(DIRECTIVE A)
Give the rows of the data file again, from the first row through the row holding "group-count: 0/0 [414,324,439,343]", inclusive, with "expand-triangle-icon" replaced by "disclosure-icon" and nothing else altered.

(PASSAGE SHOWN)
┌────────

3. Alkali metals are less dense than water so float on its surface
The police said that, like many criminals, the alkali metals believed they were better than others as they were smarter and less dense than water.
4. Alkali metals are soft and easily cut with a knife
Not wanting to inflate the alkali metal’s ego too much, the police went on to say they were soft and easily cut with a knife much like butter.
5. Alkali metals react with water to form solutions called hydroxides
After reading the police statement, the alkali metals and their robots were worried, so their solution was to go and hide in a rock side (hydroxide)
Potassium + water → potassium hydroxide + hydrogen
2K + 2H2O → 2KOH + H2
Sodium + water → sodium hydroxide + hydrogen
2Na + 2H2O → 2NaOH + H2
Lithium + water → lithium hydroxide + hydrogen
2Li + 2H2O → 2LiOH + H2
6. Alkali metals have low melting points
However, this plan didn’t work as the alkali metals and their robot sidekicks soon began to melt under the heat from the police search.

└────────

(DIRECTIVE B)
Answer these from the passage on alkali metals:
(i) What are alkali metals less dense than?
(ii) What do alkali metals form when they react with water?
(iii) Besides lithium hydroxide, what does lithium give when it reacts with water?

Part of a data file
┌────────

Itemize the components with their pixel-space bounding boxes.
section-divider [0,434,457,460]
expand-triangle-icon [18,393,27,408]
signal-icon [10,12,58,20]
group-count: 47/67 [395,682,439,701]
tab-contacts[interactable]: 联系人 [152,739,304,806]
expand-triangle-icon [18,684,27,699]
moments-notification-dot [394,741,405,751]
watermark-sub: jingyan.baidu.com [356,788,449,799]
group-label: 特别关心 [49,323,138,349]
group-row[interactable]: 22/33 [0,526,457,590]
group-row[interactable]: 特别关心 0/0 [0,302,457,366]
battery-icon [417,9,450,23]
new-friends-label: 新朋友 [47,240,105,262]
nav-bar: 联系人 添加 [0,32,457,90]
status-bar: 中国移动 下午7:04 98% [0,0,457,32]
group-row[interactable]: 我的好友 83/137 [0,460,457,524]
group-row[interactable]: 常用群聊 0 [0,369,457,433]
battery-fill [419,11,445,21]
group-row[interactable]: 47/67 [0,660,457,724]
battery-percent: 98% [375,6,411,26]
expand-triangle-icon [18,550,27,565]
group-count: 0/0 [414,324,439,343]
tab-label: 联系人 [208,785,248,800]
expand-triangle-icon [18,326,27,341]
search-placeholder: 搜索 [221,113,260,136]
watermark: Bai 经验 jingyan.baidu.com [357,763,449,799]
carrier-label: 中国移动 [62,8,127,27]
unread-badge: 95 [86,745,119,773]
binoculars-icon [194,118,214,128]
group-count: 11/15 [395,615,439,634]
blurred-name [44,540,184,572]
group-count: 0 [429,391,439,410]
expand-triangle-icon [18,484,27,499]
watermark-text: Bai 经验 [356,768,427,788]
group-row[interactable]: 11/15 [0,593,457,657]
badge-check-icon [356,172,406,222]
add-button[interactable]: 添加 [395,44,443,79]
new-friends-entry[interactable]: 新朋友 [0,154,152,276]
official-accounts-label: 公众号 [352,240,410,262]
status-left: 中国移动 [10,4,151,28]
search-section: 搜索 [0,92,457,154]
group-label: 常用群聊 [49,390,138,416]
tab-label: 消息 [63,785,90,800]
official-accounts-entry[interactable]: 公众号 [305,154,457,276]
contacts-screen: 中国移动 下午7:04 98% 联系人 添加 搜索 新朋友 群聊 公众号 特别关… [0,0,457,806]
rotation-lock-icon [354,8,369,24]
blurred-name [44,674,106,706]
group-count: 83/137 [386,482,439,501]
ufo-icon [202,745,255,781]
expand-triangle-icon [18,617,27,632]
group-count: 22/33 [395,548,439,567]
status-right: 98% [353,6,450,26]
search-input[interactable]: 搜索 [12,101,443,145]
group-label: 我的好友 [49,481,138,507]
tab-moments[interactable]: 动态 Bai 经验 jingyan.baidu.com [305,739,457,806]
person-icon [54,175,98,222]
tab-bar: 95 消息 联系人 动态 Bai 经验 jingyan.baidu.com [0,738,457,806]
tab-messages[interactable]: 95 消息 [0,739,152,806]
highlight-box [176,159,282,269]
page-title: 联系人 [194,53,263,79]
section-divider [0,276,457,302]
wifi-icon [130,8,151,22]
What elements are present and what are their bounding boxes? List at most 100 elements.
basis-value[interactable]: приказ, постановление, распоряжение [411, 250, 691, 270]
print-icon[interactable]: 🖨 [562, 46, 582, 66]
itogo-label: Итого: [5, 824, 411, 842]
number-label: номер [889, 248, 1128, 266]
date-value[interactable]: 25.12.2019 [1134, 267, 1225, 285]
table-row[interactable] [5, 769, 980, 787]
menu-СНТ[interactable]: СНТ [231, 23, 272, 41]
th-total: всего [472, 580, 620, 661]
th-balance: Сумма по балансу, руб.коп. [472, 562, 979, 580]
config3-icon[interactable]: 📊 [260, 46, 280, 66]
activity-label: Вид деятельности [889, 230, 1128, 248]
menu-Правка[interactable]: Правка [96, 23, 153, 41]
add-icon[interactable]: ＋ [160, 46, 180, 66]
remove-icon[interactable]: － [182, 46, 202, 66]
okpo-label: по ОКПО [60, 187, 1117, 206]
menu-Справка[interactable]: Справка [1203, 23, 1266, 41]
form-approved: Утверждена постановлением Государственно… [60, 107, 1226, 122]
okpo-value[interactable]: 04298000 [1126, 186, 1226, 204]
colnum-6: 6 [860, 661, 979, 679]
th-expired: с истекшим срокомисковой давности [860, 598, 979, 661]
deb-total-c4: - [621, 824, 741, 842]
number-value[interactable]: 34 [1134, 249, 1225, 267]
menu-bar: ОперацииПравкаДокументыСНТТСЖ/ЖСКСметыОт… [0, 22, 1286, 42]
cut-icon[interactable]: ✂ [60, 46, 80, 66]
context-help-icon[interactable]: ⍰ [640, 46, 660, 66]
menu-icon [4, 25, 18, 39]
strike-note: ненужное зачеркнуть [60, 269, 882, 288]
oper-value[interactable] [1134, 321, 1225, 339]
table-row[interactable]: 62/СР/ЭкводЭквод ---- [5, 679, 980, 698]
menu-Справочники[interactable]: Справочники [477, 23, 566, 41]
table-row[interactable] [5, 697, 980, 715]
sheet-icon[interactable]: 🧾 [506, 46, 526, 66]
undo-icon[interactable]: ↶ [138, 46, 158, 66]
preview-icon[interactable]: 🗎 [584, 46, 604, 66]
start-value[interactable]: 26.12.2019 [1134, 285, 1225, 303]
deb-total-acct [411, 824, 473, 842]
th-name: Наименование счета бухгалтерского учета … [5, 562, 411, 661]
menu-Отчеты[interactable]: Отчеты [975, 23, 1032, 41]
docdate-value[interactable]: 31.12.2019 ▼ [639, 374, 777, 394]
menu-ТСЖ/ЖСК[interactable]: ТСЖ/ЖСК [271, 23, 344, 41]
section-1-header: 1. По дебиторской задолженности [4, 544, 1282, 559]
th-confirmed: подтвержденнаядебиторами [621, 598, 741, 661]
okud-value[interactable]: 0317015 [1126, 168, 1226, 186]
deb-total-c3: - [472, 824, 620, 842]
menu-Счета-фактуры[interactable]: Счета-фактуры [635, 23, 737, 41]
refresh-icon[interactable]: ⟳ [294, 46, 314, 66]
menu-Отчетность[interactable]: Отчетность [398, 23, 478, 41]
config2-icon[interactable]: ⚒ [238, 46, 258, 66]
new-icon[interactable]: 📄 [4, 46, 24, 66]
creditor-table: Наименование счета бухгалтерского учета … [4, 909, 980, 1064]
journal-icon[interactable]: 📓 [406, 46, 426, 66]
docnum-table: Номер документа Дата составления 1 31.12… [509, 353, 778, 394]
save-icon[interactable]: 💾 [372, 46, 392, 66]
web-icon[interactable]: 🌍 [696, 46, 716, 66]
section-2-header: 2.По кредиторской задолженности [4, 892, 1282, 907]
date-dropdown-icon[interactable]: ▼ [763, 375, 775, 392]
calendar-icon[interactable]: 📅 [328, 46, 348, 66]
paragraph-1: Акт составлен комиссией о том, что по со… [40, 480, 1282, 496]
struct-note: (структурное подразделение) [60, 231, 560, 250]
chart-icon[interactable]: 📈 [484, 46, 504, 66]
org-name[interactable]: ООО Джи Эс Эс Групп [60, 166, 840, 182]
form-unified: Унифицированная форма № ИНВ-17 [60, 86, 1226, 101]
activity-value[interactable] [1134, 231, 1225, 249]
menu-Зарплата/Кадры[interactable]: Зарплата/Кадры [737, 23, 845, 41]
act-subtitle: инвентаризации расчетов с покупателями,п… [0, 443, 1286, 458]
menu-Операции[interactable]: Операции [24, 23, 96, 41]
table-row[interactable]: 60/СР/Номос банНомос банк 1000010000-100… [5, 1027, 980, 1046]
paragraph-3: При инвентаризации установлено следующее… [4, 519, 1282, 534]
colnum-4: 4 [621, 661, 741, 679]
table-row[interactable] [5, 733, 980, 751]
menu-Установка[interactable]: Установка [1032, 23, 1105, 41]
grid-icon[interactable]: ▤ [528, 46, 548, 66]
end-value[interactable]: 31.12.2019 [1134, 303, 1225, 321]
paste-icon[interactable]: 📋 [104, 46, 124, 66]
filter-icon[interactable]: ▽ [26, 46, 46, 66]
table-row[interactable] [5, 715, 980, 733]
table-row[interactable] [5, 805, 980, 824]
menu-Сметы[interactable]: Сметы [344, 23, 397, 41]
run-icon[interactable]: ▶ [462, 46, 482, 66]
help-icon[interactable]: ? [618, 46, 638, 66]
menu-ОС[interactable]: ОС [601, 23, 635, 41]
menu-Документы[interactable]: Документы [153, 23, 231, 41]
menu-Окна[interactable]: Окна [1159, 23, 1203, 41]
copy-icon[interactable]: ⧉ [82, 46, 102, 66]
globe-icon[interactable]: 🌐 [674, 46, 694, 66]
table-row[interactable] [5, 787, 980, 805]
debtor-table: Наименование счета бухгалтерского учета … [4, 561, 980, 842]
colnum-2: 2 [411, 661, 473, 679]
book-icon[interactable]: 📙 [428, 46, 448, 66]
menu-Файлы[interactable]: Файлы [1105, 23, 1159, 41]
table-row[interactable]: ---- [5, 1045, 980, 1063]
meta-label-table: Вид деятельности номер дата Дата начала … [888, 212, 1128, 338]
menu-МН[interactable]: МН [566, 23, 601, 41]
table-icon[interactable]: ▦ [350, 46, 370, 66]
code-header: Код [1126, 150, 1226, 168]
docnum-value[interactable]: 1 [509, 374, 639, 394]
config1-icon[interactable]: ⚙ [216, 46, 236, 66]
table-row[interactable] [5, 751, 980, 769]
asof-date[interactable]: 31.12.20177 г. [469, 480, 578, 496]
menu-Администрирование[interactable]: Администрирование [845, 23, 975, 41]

└────────

(TASK SOLUTION A)
Itemize the components with their pixel-space bounding boxes.
section-divider [0,434,457,460]
disclosure-icon [18,393,27,408]
signal-icon [10,12,58,20]
group-count: 47/67 [395,682,439,701]
tab-contacts[interactable]: 联系人 [152,739,304,806]
disclosure-icon [18,684,27,699]
moments-notification-dot [394,741,405,751]
watermark-sub: jingyan.baidu.com [356,788,449,799]
group-label: 特别关心 [49,323,138,349]
group-row[interactable]: 22/33 [0,526,457,590]
group-row[interactable]: 特别关心 0/0 [0,302,457,366]
battery-icon [417,9,450,23]
new-friends-label: 新朋友 [47,240,105,262]
nav-bar: 联系人 添加 [0,32,457,90]
status-bar: 中国移动 下午7:04 98% [0,0,457,32]
group-row[interactable]: 我的好友 83/137 [0,460,457,524]
group-row[interactable]: 常用群聊 0 [0,369,457,433]
battery-fill [419,11,445,21]
group-row[interactable]: 47/67 [0,660,457,724]
battery-percent: 98% [375,6,411,26]
disclosure-icon [18,550,27,565]
group-count: 0/0 [414,324,439,343]

(TASK SOLUTION B)
(i) Water
(ii) Solutions called hydroxides
(iii) Hydrogen